• _CHALLENGE_
Output exactly the lines between the line that contains "Transcribe the text in this document." and the last line of the material, counting both.

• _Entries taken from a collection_
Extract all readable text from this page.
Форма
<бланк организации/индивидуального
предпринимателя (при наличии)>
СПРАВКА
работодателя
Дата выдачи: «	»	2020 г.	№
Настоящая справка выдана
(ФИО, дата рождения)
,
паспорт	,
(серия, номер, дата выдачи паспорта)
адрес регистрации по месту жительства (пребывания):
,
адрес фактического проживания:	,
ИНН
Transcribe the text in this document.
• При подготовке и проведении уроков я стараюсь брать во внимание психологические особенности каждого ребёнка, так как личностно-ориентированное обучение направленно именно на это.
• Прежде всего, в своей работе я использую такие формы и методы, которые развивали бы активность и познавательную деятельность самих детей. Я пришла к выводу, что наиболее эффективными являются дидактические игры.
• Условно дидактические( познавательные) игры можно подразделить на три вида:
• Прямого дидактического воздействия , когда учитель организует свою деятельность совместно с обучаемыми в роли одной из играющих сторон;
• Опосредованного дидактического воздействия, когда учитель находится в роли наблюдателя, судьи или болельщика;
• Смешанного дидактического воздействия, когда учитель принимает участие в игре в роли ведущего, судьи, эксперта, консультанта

• _WRITTEN REPLY_
Transcribe the text in this document.
• При подготовке и проведении уроков я стараюсь брать во внимание психологические особенности каждого ребёнка, так как личностно-ориентированное обучение направленно именно на это.
• Прежде всего, в своей работе я использую такие формы и методы, которые развивали бы активность и познавательную деятельность самих детей. Я пришла к выводу, что наиболее эффективными являются дидактические игры.
• Условно дидактические( познавательные) игры можно подразделить на три вида:
• Прямого дидактического воздействия , когда учитель организует свою деятельность совместно с обучаемыми в роли одной из играющих сторон;
• Опосредованного дидактического воздействия, когда учитель находится в роли наблюдателя, судьи или болельщика;
• Смешанного дидактического воздействия, когда учитель принимает участие в игре в роли ведущего, судьи, эксперта, консультанта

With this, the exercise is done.